CONSIGNES:
A: D'après le texte sur l'Algérie et le conflit à ses frontières, à quelles dates la réunion des pays du champ s'est-elle tenue à Alger ?
B: Prolongez le texte sur l'Algérie et le conflit à ses frontières à partir de sa dernière phrase.

TEXTE SOURCE:
┌──
Ainsi, et pour diverses raisons, les résultats des solutions mises en œuvre étant jugés en deçà de l’accord-cadre de règlement des problèmes du Nord, d’autres moyens de résolution du conflit seront recherchés à travers la médiation du Burkina Faso. L’organisation des « pays du champ » dont la stratégie de lutte nécessiterait, selon les déclarations des MAE du Mali et du Niger lors de la réunion des pays du champ tenue à Alger les 7 et 8 septembre 2011, un soutien extérieur et plus d’engagement sur le terrain, n’aura connu qu’une éphémère existence.
L’Algérie peut-elle se désengager d’un conflit qui se déroule à ses frontières ? Dans la situation présente, l’Algérie, incontournable dans le règlement de « la question touareg », dispose de cartes maîtresses pour juguler la menace et ne peut permettre sa mise à l’écart, car les dynamiques transfrontalières, vecteurs de diffusion et d’amplification des facteurs de crise et de conflits, ne manqueront certainement pas de l’entraîner dans leur tourbillon. De même, un dénouement heureux sans l’Algérie affaiblirait son poids dans la sous-région, tandis qu’une évolution catastrophique pèserait particulièrement sur notre pays. Accepter un rôle d’observateur c’est soumettre le devenir de la sous-région au jeu de la roulette russe.
└──
(Entrées de données recueillies)
┌──
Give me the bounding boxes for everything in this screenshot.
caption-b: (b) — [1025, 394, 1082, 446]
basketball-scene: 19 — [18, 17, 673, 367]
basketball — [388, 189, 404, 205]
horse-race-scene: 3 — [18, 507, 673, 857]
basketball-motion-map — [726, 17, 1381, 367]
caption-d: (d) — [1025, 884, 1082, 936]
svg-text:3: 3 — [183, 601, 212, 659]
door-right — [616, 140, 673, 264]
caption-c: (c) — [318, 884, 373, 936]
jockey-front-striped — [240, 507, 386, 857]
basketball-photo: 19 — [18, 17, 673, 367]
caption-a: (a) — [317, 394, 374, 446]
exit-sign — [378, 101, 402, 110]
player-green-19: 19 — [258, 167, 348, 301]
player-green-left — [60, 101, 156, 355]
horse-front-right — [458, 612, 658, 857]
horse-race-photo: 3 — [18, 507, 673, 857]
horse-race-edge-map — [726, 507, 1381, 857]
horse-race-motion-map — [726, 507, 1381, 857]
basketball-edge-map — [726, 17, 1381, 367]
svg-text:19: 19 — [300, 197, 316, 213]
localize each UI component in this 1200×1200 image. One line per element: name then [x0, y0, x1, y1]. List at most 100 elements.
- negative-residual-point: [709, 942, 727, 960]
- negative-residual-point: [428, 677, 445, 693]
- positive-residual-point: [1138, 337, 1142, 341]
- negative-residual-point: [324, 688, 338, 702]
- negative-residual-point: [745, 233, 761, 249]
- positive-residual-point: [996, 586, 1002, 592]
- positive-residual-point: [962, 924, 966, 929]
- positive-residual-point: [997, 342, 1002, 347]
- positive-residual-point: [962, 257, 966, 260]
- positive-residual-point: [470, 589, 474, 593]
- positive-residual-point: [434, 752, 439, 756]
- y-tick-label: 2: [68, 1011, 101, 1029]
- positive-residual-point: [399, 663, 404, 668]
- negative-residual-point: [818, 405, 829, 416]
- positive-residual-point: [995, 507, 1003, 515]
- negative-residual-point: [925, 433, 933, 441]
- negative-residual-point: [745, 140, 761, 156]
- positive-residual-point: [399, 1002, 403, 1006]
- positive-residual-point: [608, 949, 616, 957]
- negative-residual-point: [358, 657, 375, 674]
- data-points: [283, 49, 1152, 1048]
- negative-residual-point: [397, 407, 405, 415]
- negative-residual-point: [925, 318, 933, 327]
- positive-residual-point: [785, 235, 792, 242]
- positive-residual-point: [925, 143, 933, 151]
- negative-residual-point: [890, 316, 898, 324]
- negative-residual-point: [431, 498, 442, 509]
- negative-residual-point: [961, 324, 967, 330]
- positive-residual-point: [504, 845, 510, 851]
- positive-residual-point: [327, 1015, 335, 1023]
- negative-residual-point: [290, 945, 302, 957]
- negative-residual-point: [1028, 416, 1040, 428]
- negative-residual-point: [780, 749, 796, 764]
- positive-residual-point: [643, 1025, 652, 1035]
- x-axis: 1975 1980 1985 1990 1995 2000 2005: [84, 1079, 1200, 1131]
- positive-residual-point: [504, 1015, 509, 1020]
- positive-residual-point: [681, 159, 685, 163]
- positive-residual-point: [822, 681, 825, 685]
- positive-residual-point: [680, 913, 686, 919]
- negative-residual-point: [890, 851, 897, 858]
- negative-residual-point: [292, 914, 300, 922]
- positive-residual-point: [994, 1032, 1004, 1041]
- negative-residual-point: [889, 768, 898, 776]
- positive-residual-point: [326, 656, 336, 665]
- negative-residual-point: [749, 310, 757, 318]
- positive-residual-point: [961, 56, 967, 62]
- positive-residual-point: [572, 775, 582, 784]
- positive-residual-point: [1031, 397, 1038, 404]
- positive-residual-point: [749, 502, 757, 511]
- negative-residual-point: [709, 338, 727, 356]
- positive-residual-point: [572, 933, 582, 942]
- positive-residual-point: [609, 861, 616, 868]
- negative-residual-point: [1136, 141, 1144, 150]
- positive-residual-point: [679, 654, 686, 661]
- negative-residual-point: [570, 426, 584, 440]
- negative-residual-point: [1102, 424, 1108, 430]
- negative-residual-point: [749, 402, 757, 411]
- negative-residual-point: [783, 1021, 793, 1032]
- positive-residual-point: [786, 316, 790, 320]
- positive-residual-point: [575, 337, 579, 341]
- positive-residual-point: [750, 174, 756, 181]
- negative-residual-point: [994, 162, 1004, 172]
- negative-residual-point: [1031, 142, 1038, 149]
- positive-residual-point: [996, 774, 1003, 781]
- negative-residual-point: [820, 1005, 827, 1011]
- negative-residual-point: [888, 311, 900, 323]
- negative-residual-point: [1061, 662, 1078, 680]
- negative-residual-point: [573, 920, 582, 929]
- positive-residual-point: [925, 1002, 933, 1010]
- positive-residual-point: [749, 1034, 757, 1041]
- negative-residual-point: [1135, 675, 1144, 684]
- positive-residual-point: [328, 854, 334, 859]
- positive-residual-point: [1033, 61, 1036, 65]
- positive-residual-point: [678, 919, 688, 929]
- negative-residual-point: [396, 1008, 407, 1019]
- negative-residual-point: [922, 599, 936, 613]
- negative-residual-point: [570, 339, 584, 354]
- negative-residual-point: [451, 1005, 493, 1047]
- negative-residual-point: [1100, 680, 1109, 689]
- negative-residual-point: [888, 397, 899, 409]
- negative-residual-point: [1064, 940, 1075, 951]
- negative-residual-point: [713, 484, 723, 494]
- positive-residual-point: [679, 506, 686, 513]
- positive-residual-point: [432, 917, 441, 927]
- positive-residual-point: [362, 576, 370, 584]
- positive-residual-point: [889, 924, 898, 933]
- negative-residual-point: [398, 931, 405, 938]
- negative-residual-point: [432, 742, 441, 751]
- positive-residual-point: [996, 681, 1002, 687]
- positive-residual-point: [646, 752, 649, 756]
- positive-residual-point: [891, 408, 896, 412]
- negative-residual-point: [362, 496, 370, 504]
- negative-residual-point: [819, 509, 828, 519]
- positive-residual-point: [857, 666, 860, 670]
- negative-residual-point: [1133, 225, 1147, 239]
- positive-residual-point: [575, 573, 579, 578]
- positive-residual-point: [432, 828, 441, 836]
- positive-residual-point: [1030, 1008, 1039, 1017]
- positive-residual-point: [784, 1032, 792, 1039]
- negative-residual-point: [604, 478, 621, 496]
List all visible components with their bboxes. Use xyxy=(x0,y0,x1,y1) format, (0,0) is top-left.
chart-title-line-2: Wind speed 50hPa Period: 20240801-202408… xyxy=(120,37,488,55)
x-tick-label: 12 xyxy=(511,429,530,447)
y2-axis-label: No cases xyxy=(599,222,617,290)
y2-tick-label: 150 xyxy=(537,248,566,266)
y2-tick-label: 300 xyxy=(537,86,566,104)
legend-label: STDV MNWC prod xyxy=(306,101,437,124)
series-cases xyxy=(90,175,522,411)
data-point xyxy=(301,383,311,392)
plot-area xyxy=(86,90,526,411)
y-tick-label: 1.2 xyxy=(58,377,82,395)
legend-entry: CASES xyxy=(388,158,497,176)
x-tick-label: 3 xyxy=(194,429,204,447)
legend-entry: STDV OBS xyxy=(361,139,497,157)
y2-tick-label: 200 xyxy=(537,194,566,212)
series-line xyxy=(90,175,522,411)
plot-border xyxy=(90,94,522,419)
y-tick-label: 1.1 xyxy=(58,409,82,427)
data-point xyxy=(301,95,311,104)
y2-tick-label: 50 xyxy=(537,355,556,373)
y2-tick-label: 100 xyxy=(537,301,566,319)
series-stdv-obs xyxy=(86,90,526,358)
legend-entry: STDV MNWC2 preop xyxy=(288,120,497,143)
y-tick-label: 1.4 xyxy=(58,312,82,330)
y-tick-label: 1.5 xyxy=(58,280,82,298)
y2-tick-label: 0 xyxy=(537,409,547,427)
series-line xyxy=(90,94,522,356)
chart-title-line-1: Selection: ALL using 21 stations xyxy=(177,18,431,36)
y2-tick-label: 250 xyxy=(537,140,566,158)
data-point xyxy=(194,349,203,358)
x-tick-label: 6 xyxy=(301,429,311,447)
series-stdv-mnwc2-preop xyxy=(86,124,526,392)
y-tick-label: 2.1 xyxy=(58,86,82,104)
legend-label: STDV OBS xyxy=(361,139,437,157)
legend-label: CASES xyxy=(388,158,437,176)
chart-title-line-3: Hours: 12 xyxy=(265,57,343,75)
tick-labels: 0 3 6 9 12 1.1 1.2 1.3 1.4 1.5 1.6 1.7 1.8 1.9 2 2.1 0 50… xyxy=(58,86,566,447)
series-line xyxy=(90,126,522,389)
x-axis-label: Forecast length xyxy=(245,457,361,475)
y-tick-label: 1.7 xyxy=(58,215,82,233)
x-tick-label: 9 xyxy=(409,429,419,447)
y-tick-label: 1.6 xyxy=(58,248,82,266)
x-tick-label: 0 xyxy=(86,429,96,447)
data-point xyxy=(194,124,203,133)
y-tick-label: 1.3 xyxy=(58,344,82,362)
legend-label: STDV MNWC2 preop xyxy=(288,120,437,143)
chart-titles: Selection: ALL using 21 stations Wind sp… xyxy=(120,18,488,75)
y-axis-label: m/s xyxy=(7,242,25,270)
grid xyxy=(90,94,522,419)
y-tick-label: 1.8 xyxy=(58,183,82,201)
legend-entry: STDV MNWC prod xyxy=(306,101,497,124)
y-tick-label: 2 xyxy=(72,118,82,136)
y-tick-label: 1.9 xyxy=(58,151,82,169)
└──
RÉPONSES PAR CONSIGNE:
A: Les 7 et 8 septembre 2011.

B:
L’expérience de la Cédéao, riche en matière de prévention et de gestion des conflits grâce au dispositif d’alerte précoce, n’explique pas sa focalisation sur l’option militaire en réponse à une manifestation de la vie : le problème des populations du Nord. Dans le cas présent, on est loin des conflits armés les plus destructeurs et des crises sociopolitiques les plus sanglantes qu’a connues l’Afrique de l’Ouest, particulièrement au Liberia, en Sierra Leone, au Togo, en Guinée et en Casamance. Pourquoi l’UA s’est-elle vite engagée sur le chemin de la Cédéao, malgré la lettre ouverte adressée à son président par Mme Zakia Welet Halatine, membre du MNLA et ancienne ministre de l’Artisanat dans laquelle elle rappelle et avertit en même temps : « Nous avons toujours réclamé un tel dialogue : incapables de sagesse parce que dans le registre de la ruse, les personnes en charge du dossier n’ont répondu que par des manœuvres de division : l’envoi de forces militaires, les pogromes et les exactions de toutes sortes (…) Appeler à une intervention militaire sur le sol d’un peuple, sans l’avoir consulté n’est pas porteur de paix durable. »
L’UE également et la France par la voix de son président ne voient de possibilité de rétablissement de l’ordre que par la guerre au nord du Mali, alors que la solution est connue par tous les acteurs : la rébellion, le pouvoir central de Bamako, celui de ATT du moins, et les pays auxquels est lié le Mali, c’est-à-dire les pays du champ, la Libye et la Cédéao.
De même, l’accélération du montage d’une armée africaine en Côte d’Ivoire, appelée Micema (mission de la Cédéao au Mali) destinée à intervenir au Mali contre une menace… hybride et l’insoumission des putschistes au gouvernement de transition malgré les signes d’apaisement lancés, du moins par le MNLA, exacerbent les tensions. A la dernière rencontre (9 juin 2012) avec le président burkinabé, Blaise Compaoré, médiateur de la Cédéao pour la crise au Mali, les représentants du mouvement ont exprimé leur disponibilité à une solution négociée : « Le MNLA se met à la disposition de la Cédéao et de la communauté internationale pour trouver une sortie honorable à la crise au Mali. » Si les premiers prennent le risque d’embraser la sous-région, les seconds s’inscrivent dans l’application de cette nouvelle forme de résolution ou d’atténuation des conflits impliquant des minorités : l’autonomie.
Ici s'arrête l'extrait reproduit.